### TO BE DONE:
Retype the whole listing below, character for character.

--- begin LISTED ENTRIES ---

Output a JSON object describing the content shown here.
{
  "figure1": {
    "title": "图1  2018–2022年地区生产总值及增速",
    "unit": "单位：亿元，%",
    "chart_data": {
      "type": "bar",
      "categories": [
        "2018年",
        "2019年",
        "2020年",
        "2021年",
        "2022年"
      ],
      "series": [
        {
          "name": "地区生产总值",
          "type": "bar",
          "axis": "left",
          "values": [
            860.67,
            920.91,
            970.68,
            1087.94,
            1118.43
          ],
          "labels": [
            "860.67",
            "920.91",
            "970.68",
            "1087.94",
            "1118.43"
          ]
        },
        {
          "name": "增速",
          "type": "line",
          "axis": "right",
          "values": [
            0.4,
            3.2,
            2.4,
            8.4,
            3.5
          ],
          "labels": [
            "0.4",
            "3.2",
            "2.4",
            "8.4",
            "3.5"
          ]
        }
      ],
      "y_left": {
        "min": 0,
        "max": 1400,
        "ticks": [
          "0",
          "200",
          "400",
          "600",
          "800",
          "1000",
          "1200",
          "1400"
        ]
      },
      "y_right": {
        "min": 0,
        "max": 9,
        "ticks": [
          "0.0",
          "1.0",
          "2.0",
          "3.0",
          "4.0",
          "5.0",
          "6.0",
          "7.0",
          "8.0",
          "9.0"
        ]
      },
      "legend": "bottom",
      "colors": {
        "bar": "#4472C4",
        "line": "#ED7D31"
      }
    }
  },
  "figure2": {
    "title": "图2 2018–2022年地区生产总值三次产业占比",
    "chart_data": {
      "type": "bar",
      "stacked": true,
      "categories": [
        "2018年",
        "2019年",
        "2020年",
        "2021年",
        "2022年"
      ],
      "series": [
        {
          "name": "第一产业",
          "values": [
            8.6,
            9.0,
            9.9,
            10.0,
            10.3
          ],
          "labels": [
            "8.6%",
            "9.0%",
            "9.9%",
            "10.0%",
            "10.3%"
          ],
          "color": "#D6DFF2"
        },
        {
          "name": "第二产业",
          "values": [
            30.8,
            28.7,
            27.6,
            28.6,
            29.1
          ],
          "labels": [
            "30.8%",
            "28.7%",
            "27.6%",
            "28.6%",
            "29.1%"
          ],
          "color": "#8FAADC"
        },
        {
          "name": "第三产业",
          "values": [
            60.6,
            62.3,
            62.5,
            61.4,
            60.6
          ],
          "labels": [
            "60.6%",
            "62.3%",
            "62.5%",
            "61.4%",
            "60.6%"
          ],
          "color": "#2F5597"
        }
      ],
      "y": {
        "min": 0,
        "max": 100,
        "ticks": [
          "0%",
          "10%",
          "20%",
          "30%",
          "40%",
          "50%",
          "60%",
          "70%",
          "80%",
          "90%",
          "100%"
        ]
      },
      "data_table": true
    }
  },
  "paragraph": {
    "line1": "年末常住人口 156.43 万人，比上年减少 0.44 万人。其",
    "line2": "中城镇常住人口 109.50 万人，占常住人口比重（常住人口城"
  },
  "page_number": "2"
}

--- end LISTED ENTRIES ---

### EXPECTED ANSWER:
Output a JSON object describing the content shown here.
{
  "figure1": {
    "title": "图1  2018–2022年地区生产总值及增速",
    "unit": "单位：亿元，%",
    "chart_data": {
      "type": "bar",
      "categories": [
        "2018年",
        "2019年",
        "2020年",
        "2021年",
        "2022年"
      ],
      "series": [
        {
          "name": "地区生产总值",
          "type": "bar",
          "axis": "left",
          "values": [
            860.67,
            920.91,
            970.68,
            1087.94,
            1118.43
          ],
          "labels": [
            "860.67",
            "920.91",
            "970.68",
            "1087.94",
            "1118.43"
          ]
        },
        {
          "name": "增速",
          "type": "line",
          "axis": "right",
          "values": [
            0.4,
            3.2,
            2.4,
            8.4,
            3.5
          ],
          "labels": [
            "0.4",
            "3.2",
            "2.4",
            "8.4",
            "3.5"
          ]
        }
      ],
      "y_left": {
        "min": 0,
        "max": 1400,
        "ticks": [
          "0",
          "200",
          "400",
          "600",
          "800",
          "1000",
          "1200",
          "1400"
        ]
      },
      "y_right": {
        "min": 0,
        "max": 9,
        "ticks": [
          "0.0",
          "1.0",
          "2.0",
          "3.0",
          "4.0",
          "5.0",
          "6.0",
          "7.0",
          "8.0",
          "9.0"
        ]
      },
      "legend": "bottom",
      "colors": {
        "bar": "#4472C4",
        "line": "#ED7D31"
      }
    }
  },
  "figure2": {
    "title": "图2 2018–2022年地区生产总值三次产业占比",
    "chart_data": {
      "type": "bar",
      "stacked": true,
      "categories": [
        "2018年",
        "2019年",
        "2020年",
        "2021年",
        "2022年"
      ],
      "series": [
        {
          "name": "第一产业",
          "values": [
            8.6,
            9.0,
            9.9,
            10.0,
            10.3
          ],
          "labels": [
            "8.6%",
            "9.0%",
            "9.9%",
            "10.0%",
            "10.3%"
          ],
          "color": "#D6DFF2"
        },
        {
          "name": "第二产业",
          "values": [
            30.8,
            28.7,
            27.6,
            28.6,
            29.1
          ],
          "labels": [
            "30.8%",
            "28.7%",
            "27.6%",
            "28.6%",
            "29.1%"
          ],
          "color": "#8FAADC"
        },
        {
          "name": "第三产业",
          "values": [
            60.6,
            62.3,
            62.5,
            61.4,
            60.6
          ],
          "labels": [
            "60.6%",
            "62.3%",
            "62.5%",
            "61.4%",
            "60.6%"
          ],
          "color": "#2F5597"
        }
      ],
      "y": {
        "min": 0,
        "max": 100,
        "ticks": [
          "0%",
          "10%",
          "20%",
          "30%",
          "40%",
          "50%",
          "60%",
          "70%",
          "80%",
          "90%",
          "100%"
        ]
      },
      "data_table": true
    }
  },
  "paragraph": {
    "line1": "年末常住人口 156.43 万人，比上年减少 0.44 万人。其",
    "line2": "中城镇常住人口 109.50 万人，占常住人口比重（常住人口城"
  },
  "page_number": "2"
}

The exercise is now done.